THE PROBLEM
Copy out each line exactly as it appears.

ITEMS
▬▬▬▬▬▬
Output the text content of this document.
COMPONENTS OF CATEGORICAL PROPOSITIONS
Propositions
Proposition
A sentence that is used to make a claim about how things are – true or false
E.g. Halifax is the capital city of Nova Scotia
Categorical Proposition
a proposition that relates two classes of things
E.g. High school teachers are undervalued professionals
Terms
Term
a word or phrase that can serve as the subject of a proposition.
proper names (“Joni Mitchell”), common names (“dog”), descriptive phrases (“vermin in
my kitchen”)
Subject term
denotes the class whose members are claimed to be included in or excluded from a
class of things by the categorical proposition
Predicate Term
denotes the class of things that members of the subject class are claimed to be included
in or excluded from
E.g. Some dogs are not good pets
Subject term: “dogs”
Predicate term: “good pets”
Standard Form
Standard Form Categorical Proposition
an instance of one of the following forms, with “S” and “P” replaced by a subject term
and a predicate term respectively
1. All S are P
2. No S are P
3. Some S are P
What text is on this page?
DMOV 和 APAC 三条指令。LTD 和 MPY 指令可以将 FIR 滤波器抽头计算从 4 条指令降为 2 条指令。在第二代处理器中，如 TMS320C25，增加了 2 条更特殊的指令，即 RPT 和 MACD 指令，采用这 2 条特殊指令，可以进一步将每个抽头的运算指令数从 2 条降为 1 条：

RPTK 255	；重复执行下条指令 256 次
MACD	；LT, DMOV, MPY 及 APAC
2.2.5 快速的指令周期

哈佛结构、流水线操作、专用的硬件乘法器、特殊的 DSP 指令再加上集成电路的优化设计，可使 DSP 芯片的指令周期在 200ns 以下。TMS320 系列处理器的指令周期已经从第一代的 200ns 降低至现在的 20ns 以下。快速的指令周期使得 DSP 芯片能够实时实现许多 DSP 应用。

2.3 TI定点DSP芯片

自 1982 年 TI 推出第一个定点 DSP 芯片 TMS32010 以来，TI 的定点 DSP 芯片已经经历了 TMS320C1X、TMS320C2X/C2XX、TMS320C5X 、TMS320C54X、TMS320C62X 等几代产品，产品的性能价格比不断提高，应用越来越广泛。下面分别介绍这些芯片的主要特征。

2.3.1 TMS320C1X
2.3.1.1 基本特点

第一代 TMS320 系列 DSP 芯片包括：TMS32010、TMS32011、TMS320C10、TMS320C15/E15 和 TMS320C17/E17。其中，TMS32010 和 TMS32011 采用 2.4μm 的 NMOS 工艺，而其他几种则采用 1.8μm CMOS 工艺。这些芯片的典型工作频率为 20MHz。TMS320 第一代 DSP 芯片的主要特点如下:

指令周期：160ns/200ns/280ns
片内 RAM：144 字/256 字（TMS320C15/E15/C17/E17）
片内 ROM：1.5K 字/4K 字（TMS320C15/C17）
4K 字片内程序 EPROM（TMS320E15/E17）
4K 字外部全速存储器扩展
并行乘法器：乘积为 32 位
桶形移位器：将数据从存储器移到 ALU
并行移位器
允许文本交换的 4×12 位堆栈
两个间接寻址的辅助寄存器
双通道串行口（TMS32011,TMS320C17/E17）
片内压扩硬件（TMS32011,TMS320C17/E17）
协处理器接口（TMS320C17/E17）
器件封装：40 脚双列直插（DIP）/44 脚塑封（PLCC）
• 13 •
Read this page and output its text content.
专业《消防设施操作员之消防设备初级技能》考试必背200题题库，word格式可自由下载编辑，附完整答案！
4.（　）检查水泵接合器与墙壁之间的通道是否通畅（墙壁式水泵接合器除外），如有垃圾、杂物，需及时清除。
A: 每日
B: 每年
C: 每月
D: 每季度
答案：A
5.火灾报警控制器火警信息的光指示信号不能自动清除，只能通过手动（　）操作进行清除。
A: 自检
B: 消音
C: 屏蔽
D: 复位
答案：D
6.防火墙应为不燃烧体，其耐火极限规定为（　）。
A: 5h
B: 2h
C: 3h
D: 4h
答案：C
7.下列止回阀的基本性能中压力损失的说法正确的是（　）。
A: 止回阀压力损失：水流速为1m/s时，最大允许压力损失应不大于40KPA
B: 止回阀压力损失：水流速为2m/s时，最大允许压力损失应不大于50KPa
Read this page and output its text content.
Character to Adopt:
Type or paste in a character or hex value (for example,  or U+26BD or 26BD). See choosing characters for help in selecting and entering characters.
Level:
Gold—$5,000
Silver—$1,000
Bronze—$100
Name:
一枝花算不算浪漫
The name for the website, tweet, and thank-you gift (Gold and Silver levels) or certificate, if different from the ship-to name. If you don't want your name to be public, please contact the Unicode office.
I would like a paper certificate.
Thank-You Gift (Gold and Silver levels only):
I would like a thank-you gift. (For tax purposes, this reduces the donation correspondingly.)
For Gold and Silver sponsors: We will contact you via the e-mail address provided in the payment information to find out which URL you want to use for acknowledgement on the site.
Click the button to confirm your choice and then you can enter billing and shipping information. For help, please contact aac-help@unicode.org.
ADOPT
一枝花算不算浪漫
▬▬▬▬▬▬
RESPONSE TO THE EXERCISE
Output the text content of this document.
COMPONENTS OF CATEGORICAL PROPOSITIONS
Propositions
Proposition
A sentence that is used to make a claim about how things are – true or false
E.g. Halifax is the capital city of Nova Scotia
Categorical Proposition
a proposition that relates two classes of things
E.g. High school teachers are undervalued professionals
Terms
Term
a word or phrase that can serve as the subject of a proposition.
proper names (“Joni Mitchell”), common names (“dog”), descriptive phrases (“vermin in
my kitchen”)
Subject term
denotes the class whose members are claimed to be included in or excluded from a
class of things by the categorical proposition
Predicate Term
denotes the class of things that members of the subject class are claimed to be included
in or excluded from
E.g. Some dogs are not good pets
Subject term: “dogs”
Predicate term: “good pets”
Standard Form
Standard Form Categorical Proposition
an instance of one of the following forms, with “S” and “P” replaced by a subject term
and a predicate term respectively
1. All S are P
2. No S are P
3. Some S are P
What text is on this page?
DMOV 和 APAC 三条指令。LTD 和 MPY 指令可以将 FIR 滤波器抽头计算从 4 条指令降为 2 条指令。在第二代处理器中，如 TMS320C25，增加了 2 条更特殊的指令，即 RPT 和 MACD 指令，采用这 2 条特殊指令，可以进一步将每个抽头的运算指令数从 2 条降为 1 条：

RPTK 255	；重复执行下条指令 256 次
MACD	；LT, DMOV, MPY 及 APAC
2.2.5 快速的指令周期

哈佛结构、流水线操作、专用的硬件乘法器、特殊的 DSP 指令再加上集成电路的优化设计，可使 DSP 芯片的指令周期在 200ns 以下。TMS320 系列处理器的指令周期已经从第一代的 200ns 降低至现在的 20ns 以下。快速的指令周期使得 DSP 芯片能够实时实现许多 DSP 应用。

2.3 TI定点DSP芯片

自 1982 年 TI 推出第一个定点 DSP 芯片 TMS32010 以来，TI 的定点 DSP 芯片已经经历了 TMS320C1X、TMS320C2X/C2XX、TMS320C5X 、TMS320C54X、TMS320C62X 等几代产品，产品的性能价格比不断提高，应用越来越广泛。下面分别介绍这些芯片的主要特征。

2.3.1 TMS320C1X
2.3.1.1 基本特点

第一代 TMS320 系列 DSP 芯片包括：TMS32010、TMS32011、TMS320C10、TMS320C15/E15 和 TMS320C17/E17。其中，TMS32010 和 TMS32011 采用 2.4μm 的 NMOS 工艺，而其他几种则采用 1.8μm CMOS 工艺。这些芯片的典型工作频率为 20MHz。TMS320 第一代 DSP 芯片的主要特点如下:

指令周期：160ns/200ns/280ns
片内 RAM：144 字/256 字（TMS320C15/E15/C17/E17）
片内 ROM：1.5K 字/4K 字（TMS320C15/C17）
4K 字片内程序 EPROM（TMS320E15/E17）
4K 字外部全速存储器扩展
并行乘法器：乘积为 32 位
桶形移位器：将数据从存储器移到 ALU
并行移位器
允许文本交换的 4×12 位堆栈
两个间接寻址的辅助寄存器
双通道串行口（TMS32011,TMS320C17/E17）
片内压扩硬件（TMS32011,TMS320C17/E17）
协处理器接口（TMS320C17/E17）
器件封装：40 脚双列直插（DIP）/44 脚塑封（PLCC）
• 13 •
Read this page and output its text content.
专业《消防设施操作员之消防设备初级技能》考试必背200题题库，word格式可自由下载编辑，附完整答案！
4.（　）检查水泵接合器与墙壁之间的通道是否通畅（墙壁式水泵接合器除外），如有垃圾、杂物，需及时清除。
A: 每日
B: 每年
C: 每月
D: 每季度
答案：A
5.火灾报警控制器火警信息的光指示信号不能自动清除，只能通过手动（　）操作进行清除。
A: 自检
B: 消音
C: 屏蔽
D: 复位
答案：D
6.防火墙应为不燃烧体，其耐火极限规定为（　）。
A: 5h
B: 2h
C: 3h
D: 4h
答案：C
7.下列止回阀的基本性能中压力损失的说法正确的是（　）。
A: 止回阀压力损失：水流速为1m/s时，最大允许压力损失应不大于40KPA
B: 止回阀压力损失：水流速为2m/s时，最大允许压力损失应不大于50KPa
Read this page and output its text content.
Character to Adopt:
Type or paste in a character or hex value (for example,  or U+26BD or 26BD). See choosing characters for help in selecting and entering characters.
Level:
Gold—$5,000
Silver—$1,000
Bronze—$100
Name:
一枝花算不算浪漫
The name for the website, tweet, and thank-you gift (Gold and Silver levels) or certificate, if different from the ship-to name. If you don't want your name to be public, please contact the Unicode office.
I would like a paper certificate.
Thank-You Gift (Gold and Silver levels only):
I would like a thank-you gift. (For tax purposes, this reduces the donation correspondingly.)
For Gold and Silver sponsors: We will contact you via the e-mail address provided in the payment information to find out which URL you want to use for acknowledgement on the site.
Click the button to confirm your choice and then you can enter billing and shipping information. For help, please contact aac-help@unicode.org.
ADOPT
一枝花算不算浪漫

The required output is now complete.